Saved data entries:

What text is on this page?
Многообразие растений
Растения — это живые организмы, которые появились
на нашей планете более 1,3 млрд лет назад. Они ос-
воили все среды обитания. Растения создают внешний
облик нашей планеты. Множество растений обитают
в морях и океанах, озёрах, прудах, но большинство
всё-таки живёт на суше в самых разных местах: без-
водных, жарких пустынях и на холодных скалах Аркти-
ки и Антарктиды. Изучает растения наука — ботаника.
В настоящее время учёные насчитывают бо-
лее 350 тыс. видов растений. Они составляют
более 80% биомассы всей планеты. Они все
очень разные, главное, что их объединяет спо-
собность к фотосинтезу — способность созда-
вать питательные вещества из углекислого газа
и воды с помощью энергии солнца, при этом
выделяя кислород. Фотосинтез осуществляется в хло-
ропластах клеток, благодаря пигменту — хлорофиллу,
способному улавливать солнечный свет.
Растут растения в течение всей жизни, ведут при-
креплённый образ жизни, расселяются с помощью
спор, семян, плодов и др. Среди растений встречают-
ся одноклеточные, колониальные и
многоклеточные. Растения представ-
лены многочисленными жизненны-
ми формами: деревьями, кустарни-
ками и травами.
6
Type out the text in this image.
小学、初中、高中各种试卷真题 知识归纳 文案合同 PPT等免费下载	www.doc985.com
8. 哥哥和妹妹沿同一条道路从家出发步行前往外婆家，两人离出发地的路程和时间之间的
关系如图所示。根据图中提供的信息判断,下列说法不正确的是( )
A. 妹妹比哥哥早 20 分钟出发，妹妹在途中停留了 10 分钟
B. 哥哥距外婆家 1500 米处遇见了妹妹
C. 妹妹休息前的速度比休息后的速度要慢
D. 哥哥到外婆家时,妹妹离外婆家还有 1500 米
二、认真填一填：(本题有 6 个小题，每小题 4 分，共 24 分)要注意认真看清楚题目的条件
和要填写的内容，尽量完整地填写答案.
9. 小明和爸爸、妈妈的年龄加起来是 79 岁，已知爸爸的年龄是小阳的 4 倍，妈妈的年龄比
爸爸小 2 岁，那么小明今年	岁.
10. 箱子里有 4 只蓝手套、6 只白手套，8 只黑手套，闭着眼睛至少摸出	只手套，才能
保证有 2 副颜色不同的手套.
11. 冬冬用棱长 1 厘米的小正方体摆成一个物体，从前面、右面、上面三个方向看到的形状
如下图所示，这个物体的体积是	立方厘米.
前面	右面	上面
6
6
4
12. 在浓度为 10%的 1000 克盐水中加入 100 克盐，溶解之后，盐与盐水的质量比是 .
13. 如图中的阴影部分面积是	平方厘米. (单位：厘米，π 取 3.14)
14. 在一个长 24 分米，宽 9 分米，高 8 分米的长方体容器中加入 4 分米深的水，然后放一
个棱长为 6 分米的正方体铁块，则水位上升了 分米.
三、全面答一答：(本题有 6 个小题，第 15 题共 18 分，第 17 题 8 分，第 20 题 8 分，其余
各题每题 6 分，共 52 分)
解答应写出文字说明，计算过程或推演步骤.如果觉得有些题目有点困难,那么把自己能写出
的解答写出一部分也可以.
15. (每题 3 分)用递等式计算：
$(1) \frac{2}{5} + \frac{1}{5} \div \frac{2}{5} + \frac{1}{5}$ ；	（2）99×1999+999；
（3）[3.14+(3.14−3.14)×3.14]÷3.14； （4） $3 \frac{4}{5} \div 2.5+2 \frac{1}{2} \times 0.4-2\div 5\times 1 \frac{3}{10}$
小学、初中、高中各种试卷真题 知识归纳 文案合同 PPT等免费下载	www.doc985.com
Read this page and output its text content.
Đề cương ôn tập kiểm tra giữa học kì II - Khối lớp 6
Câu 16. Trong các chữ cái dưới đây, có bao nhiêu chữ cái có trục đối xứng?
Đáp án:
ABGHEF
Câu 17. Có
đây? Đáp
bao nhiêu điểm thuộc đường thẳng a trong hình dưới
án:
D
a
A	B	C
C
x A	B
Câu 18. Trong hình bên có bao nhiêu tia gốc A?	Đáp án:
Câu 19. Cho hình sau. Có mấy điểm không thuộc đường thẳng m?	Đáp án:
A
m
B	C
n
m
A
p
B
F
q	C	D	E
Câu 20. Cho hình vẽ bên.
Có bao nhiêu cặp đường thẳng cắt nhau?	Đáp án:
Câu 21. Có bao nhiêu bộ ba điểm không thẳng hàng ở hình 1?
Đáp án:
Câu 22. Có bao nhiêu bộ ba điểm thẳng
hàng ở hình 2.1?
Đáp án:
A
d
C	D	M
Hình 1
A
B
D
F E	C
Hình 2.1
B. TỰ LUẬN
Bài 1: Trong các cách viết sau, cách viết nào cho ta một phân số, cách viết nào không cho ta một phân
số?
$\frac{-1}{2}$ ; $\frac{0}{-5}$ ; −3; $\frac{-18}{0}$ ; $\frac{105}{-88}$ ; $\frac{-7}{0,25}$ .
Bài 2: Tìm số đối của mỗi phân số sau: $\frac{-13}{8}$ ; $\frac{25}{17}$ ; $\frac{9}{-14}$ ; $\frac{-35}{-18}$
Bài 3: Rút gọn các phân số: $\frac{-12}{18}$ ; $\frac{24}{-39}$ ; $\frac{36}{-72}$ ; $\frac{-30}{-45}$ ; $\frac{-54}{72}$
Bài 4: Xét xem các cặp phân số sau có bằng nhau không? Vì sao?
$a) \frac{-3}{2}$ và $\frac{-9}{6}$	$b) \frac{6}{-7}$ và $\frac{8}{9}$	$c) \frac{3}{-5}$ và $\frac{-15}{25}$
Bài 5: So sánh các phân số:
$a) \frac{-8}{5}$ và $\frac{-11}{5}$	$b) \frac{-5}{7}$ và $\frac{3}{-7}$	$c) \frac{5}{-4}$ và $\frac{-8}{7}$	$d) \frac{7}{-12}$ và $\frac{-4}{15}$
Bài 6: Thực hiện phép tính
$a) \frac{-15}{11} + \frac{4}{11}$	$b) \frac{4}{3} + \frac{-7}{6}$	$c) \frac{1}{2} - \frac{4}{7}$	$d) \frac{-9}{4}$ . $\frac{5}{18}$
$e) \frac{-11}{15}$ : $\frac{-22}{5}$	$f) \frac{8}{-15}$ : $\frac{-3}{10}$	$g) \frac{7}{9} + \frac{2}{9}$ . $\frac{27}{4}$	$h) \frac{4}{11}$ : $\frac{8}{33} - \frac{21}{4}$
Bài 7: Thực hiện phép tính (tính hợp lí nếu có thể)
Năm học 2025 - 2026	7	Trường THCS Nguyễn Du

Written problem -> Return each entry from above without altering a single character.

Solution to the problem ->
What text is on this page?
Многообразие растений
Растения — это живые организмы, которые появились
на нашей планете более 1,3 млрд лет назад. Они ос-
воили все среды обитания. Растения создают внешний
облик нашей планеты. Множество растений обитают
в морях и океанах, озёрах, прудах, но большинство
всё-таки живёт на суше в самых разных местах: без-
водных, жарких пустынях и на холодных скалах Аркти-
ки и Антарктиды. Изучает растения наука — ботаника.
В настоящее время учёные насчитывают бо-
лее 350 тыс. видов растений. Они составляют
более 80% биомассы всей планеты. Они все
очень разные, главное, что их объединяет спо-
собность к фотосинтезу — способность созда-
вать питательные вещества из углекислого газа
и воды с помощью энергии солнца, при этом
выделяя кислород. Фотосинтез осуществляется в хло-
ропластах клеток, благодаря пигменту — хлорофиллу,
способному улавливать солнечный свет.
Растут растения в течение всей жизни, ведут при-
креплённый образ жизни, расселяются с помощью
спор, семян, плодов и др. Среди растений встречают-
ся одноклеточные, колониальные и
многоклеточные. Растения представ-
лены многочисленными жизненны-
ми формами: деревьями, кустарни-
ками и травами.
6
Type out the text in this image.
小学、初中、高中各种试卷真题 知识归纳 文案合同 PPT等免费下载	www.doc985.com
8. 哥哥和妹妹沿同一条道路从家出发步行前往外婆家，两人离出发地的路程和时间之间的
关系如图所示。根据图中提供的信息判断,下列说法不正确的是( )
A. 妹妹比哥哥早 20 分钟出发，妹妹在途中停留了 10 分钟
B. 哥哥距外婆家 1500 米处遇见了妹妹
C. 妹妹休息前的速度比休息后的速度要慢
D. 哥哥到外婆家时,妹妹离外婆家还有 1500 米
二、认真填一填：(本题有 6 个小题，每小题 4 分，共 24 分)要注意认真看清楚题目的条件
和要填写的内容，尽量完整地填写答案.
9. 小明和爸爸、妈妈的年龄加起来是 79 岁，已知爸爸的年龄是小阳的 4 倍，妈妈的年龄比
爸爸小 2 岁，那么小明今年	岁.
10. 箱子里有 4 只蓝手套、6 只白手套，8 只黑手套，闭着眼睛至少摸出	只手套，才能
保证有 2 副颜色不同的手套.
11. 冬冬用棱长 1 厘米的小正方体摆成一个物体，从前面、右面、上面三个方向看到的形状
如下图所示，这个物体的体积是	立方厘米.
前面	右面	上面
6
6
4
12. 在浓度为 10%的 1000 克盐水中加入 100 克盐，溶解之后，盐与盐水的质量比是 .
13. 如图中的阴影部分面积是	平方厘米. (单位：厘米，π 取 3.14)
14. 在一个长 24 分米，宽 9 分米，高 8 分米的长方体容器中加入 4 分米深的水，然后放一
个棱长为 6 分米的正方体铁块，则水位上升了 分米.
三、全面答一答：(本题有 6 个小题，第 15 题共 18 分，第 17 题 8 分，第 20 题 8 分，其余
各题每题 6 分，共 52 分)
解答应写出文字说明，计算过程或推演步骤.如果觉得有些题目有点困难,那么把自己能写出
的解答写出一部分也可以.
15. (每题 3 分)用递等式计算：
$(1) \frac{2}{5} + \frac{1}{5} \div \frac{2}{5} + \frac{1}{5}$ ；	（2）99×1999+999；
（3）[3.14+(3.14−3.14)×3.14]÷3.14； （4） $3 \frac{4}{5} \div 2.5+2 \frac{1}{2} \times 0.4-2\div 5\times 1 \frac{3}{10}$
小学、初中、高中各种试卷真题 知识归纳 文案合同 PPT等免费下载	www.doc985.com
Read this page and output its text content.
Đề cương ôn tập kiểm tra giữa học kì II - Khối lớp 6
Câu 16. Trong các chữ cái dưới đây, có bao nhiêu chữ cái có trục đối xứng?
Đáp án:
ABGHEF
Câu 17. Có
đây? Đáp
bao nhiêu điểm thuộc đường thẳng a trong hình dưới
án:
D
a
A	B	C
C
x A	B
Câu 18. Trong hình bên có bao nhiêu tia gốc A?	Đáp án:
Câu 19. Cho hình sau. Có mấy điểm không thuộc đường thẳng m?	Đáp án:
A
m
B	C
n
m
A
p
B
F
q	C	D	E
Câu 20. Cho hình vẽ bên.
Có bao nhiêu cặp đường thẳng cắt nhau?	Đáp án:
Câu 21. Có bao nhiêu bộ ba điểm không thẳng hàng ở hình 1?
Đáp án:
Câu 22. Có bao nhiêu bộ ba điểm thẳng
hàng ở hình 2.1?
Đáp án:
A
d
C	D	M
Hình 1
A
B
D
F E	C
Hình 2.1
B. TỰ LUẬN
Bài 1: Trong các cách viết sau, cách viết nào cho ta một phân số, cách viết nào không cho ta một phân
số?
$\frac{-1}{2}$ ; $\frac{0}{-5}$ ; −3; $\frac{-18}{0}$ ; $\frac{105}{-88}$ ; $\frac{-7}{0,25}$ .
Bài 2: Tìm số đối của mỗi phân số sau: $\frac{-13}{8}$ ; $\frac{25}{17}$ ; $\frac{9}{-14}$ ; $\frac{-35}{-18}$
Bài 3: Rút gọn các phân số: $\frac{-12}{18}$ ; $\frac{24}{-39}$ ; $\frac{36}{-72}$ ; $\frac{-30}{-45}$ ; $\frac{-54}{72}$
Bài 4: Xét xem các cặp phân số sau có bằng nhau không? Vì sao?
$a) \frac{-3}{2}$ và $\frac{-9}{6}$	$b) \frac{6}{-7}$ và $\frac{8}{9}$	$c) \frac{3}{-5}$ và $\frac{-15}{25}$
Bài 5: So sánh các phân số:
$a) \frac{-8}{5}$ và $\frac{-11}{5}$	$b) \frac{-5}{7}$ và $\frac{3}{-7}$	$c) \frac{5}{-4}$ và $\frac{-8}{7}$	$d) \frac{7}{-12}$ và $\frac{-4}{15}$
Bài 6: Thực hiện phép tính
$a) \frac{-15}{11} + \frac{4}{11}$	$b) \frac{4}{3} + \frac{-7}{6}$	$c) \frac{1}{2} - \frac{4}{7}$	$d) \frac{-9}{4}$ . $\frac{5}{18}$
$e) \frac{-11}{15}$ : $\frac{-22}{5}$	$f) \frac{8}{-15}$ : $\frac{-3}{10}$	$g) \frac{7}{9} + \frac{2}{9}$ . $\frac{27}{4}$	$h) \frac{4}{11}$ : $\frac{8}{33} - \frac{21}{4}$
Bài 7: Thực hiện phép tính (tính hợp lí nếu có thể)
Năm học 2025 - 2026	7	Trường THCS Nguyễn Du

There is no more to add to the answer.